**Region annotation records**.

--

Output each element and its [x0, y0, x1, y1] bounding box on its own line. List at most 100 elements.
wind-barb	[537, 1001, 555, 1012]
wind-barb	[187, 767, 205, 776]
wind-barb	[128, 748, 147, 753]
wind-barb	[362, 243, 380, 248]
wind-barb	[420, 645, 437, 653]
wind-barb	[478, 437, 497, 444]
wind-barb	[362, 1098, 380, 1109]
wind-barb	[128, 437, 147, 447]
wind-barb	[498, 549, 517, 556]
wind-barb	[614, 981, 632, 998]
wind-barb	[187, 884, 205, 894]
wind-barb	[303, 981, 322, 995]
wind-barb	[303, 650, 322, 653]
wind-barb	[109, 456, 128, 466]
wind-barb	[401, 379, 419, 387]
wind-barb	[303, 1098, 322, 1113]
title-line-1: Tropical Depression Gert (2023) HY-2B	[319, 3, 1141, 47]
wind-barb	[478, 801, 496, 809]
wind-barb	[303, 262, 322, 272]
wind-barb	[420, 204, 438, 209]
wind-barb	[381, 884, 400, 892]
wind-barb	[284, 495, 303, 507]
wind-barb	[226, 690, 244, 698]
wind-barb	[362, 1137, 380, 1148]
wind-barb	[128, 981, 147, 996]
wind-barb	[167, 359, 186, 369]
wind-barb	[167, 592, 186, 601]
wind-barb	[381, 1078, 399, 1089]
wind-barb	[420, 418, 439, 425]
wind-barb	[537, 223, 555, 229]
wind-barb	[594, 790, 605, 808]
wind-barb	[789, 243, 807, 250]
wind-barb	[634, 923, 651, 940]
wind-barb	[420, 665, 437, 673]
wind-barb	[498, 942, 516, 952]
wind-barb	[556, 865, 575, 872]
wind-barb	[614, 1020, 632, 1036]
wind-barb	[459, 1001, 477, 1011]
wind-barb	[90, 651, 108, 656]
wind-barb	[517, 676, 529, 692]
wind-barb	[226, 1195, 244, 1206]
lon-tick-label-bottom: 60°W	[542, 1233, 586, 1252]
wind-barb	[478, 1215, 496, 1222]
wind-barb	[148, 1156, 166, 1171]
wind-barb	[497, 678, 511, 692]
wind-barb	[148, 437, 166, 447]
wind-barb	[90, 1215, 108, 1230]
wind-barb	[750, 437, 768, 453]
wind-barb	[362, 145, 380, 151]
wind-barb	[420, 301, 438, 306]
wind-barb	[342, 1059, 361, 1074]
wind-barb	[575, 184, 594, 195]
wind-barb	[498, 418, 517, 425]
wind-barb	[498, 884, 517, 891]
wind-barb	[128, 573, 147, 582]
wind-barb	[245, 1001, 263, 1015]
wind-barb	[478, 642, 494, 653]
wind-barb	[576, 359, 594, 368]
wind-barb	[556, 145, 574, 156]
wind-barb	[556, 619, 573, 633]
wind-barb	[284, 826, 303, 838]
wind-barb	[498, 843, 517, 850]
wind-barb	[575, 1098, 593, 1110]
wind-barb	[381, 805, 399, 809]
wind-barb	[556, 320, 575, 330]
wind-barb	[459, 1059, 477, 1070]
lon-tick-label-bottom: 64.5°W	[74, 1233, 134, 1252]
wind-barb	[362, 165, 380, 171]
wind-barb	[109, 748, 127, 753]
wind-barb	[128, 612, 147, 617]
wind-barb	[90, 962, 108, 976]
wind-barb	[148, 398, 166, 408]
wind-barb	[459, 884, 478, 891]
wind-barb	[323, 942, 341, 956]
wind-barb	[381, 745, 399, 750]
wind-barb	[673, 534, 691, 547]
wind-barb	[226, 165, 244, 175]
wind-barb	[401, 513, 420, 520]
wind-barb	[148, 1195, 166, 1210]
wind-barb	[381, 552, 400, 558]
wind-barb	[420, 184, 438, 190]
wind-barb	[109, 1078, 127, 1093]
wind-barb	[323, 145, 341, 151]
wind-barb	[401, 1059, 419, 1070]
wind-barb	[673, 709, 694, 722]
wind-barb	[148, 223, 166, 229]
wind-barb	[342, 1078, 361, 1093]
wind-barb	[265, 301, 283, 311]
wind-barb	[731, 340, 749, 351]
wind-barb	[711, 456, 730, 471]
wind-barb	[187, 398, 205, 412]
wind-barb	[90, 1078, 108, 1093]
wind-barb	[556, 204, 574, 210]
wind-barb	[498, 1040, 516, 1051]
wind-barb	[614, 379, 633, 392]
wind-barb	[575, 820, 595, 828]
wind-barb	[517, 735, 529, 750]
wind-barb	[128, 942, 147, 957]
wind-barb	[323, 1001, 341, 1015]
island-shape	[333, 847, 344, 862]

--

**Exercise instructions**.
Which lines of the listing above contain the string "label"? Pull out each one in full, and treat uppercase and lowercase as different.

**Exercise result**.
lon-tick-label-bottom: 60°W	[542, 1233, 586, 1252]
lon-tick-label-bottom: 64.5°W	[74, 1233, 134, 1252]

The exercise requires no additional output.